**Problem statement:**
Show each line from the listing that includes the word "Interface".

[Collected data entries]

□ □ □ □

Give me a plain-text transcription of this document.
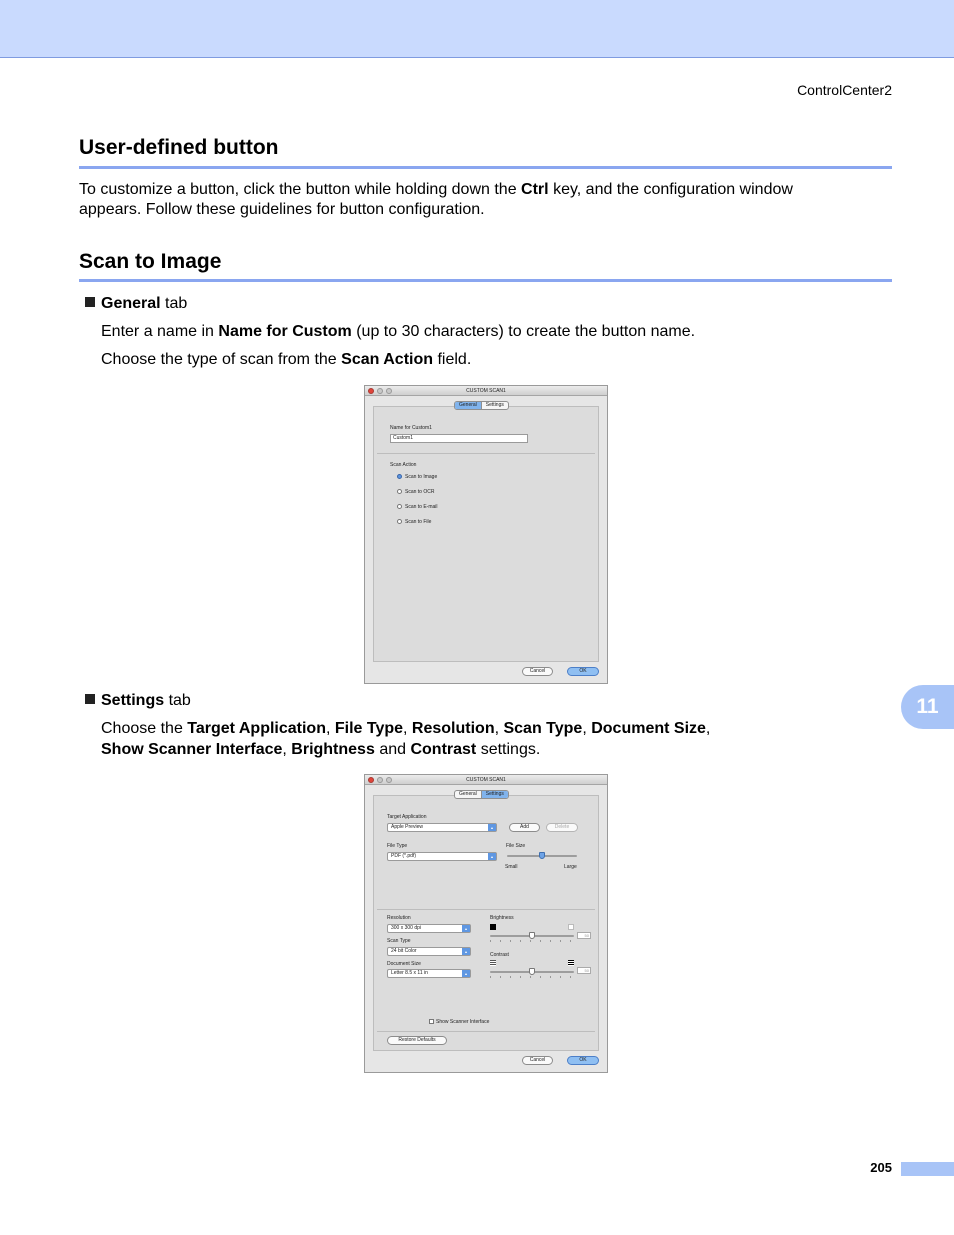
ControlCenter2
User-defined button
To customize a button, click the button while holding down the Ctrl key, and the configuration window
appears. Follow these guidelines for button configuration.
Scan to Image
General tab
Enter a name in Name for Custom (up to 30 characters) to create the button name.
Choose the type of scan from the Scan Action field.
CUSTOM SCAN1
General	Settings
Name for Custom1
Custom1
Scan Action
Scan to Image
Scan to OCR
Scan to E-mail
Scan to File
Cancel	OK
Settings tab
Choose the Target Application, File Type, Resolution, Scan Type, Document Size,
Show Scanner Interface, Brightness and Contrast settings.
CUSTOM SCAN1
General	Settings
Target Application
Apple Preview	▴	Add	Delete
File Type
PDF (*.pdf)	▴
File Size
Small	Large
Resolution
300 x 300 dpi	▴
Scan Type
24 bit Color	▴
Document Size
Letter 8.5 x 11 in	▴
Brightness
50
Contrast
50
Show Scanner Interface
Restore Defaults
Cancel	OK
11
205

□ □ □ □

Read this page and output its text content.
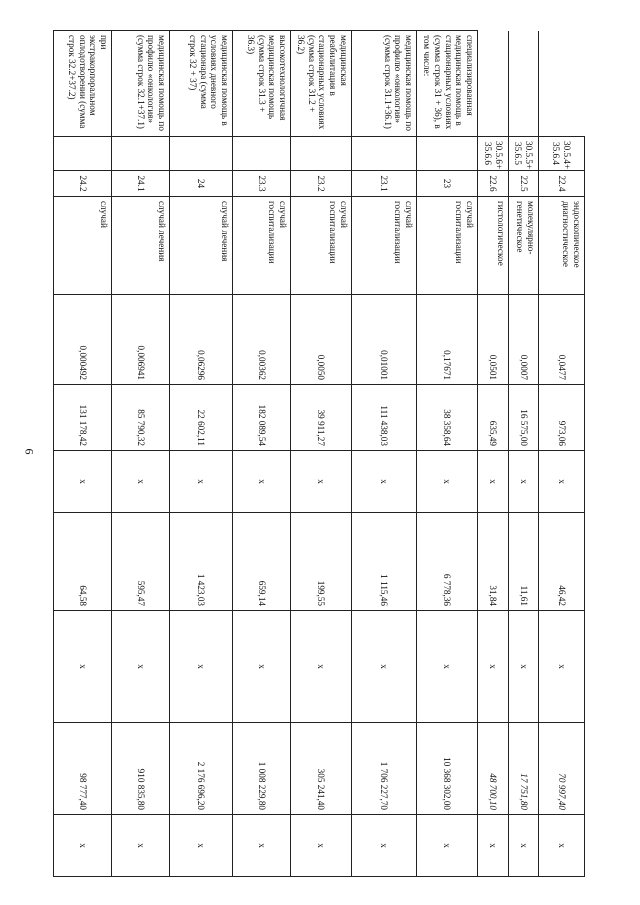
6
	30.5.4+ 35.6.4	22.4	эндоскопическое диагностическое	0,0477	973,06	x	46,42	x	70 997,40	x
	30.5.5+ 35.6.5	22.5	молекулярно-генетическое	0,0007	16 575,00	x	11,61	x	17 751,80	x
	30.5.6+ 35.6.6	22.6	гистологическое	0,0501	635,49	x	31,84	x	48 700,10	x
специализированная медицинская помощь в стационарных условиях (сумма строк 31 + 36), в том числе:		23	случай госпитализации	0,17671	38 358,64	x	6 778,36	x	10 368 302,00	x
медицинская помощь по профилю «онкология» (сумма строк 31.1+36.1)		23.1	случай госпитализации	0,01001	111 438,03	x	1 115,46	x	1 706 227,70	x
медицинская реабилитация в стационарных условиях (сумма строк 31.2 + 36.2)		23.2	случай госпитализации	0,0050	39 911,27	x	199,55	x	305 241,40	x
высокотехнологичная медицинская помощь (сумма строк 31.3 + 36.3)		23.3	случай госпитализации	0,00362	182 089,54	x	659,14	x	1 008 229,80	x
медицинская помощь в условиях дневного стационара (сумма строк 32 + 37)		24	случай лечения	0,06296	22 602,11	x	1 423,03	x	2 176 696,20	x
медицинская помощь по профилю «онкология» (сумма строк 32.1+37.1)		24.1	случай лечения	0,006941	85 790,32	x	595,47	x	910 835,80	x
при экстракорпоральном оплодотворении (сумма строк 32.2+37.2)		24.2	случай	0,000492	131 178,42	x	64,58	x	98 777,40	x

□ □ □ □

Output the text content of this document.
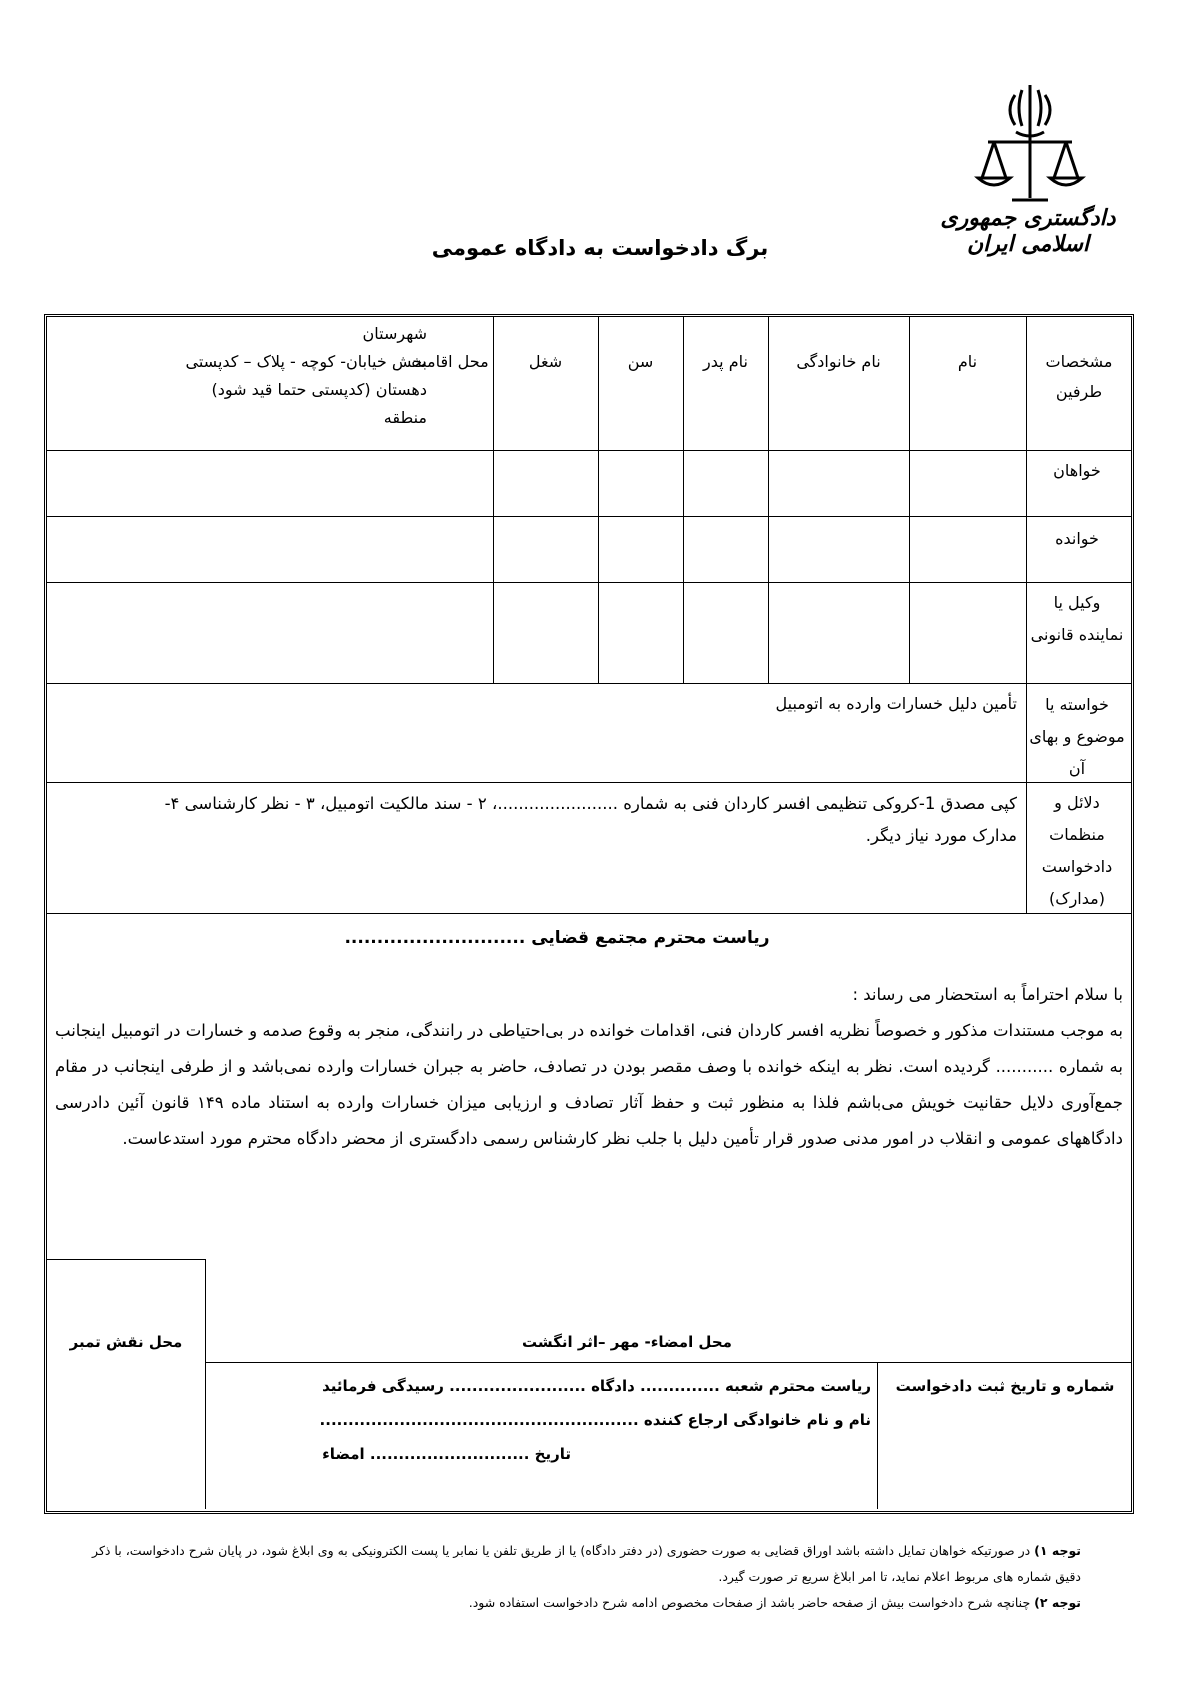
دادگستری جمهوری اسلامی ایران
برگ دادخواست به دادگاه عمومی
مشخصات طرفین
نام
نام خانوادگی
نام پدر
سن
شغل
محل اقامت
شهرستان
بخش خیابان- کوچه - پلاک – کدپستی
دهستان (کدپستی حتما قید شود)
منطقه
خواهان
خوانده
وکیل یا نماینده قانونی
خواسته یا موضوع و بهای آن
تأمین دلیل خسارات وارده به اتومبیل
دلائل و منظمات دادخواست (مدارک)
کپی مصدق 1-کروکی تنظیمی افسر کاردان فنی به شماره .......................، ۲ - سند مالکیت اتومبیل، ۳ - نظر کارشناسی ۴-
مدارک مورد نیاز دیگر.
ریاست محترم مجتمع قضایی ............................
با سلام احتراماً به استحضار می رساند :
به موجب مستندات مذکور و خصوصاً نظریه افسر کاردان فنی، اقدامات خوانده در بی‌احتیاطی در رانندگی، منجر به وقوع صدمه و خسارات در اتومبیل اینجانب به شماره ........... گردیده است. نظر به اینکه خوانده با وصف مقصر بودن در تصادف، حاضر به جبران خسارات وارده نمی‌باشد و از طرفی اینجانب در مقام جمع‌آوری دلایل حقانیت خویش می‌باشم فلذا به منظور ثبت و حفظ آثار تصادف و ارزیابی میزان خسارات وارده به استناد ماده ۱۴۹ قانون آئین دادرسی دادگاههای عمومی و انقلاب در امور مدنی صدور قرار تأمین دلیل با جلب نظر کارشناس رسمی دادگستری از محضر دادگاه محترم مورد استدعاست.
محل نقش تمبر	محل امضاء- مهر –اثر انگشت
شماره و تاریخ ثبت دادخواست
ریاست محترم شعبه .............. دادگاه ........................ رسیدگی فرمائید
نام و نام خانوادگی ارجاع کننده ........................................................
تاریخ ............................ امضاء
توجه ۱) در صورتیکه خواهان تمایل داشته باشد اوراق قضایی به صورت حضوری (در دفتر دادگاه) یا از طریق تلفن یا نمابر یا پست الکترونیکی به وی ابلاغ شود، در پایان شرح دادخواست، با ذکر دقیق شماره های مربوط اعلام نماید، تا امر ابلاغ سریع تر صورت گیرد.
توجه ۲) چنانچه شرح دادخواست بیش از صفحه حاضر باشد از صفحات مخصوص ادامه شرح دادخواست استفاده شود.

□ □ □ □

**Solution to the exercise:**
Show Scanner Interface, Brightness and Contrast settings.
Show Scanner Interface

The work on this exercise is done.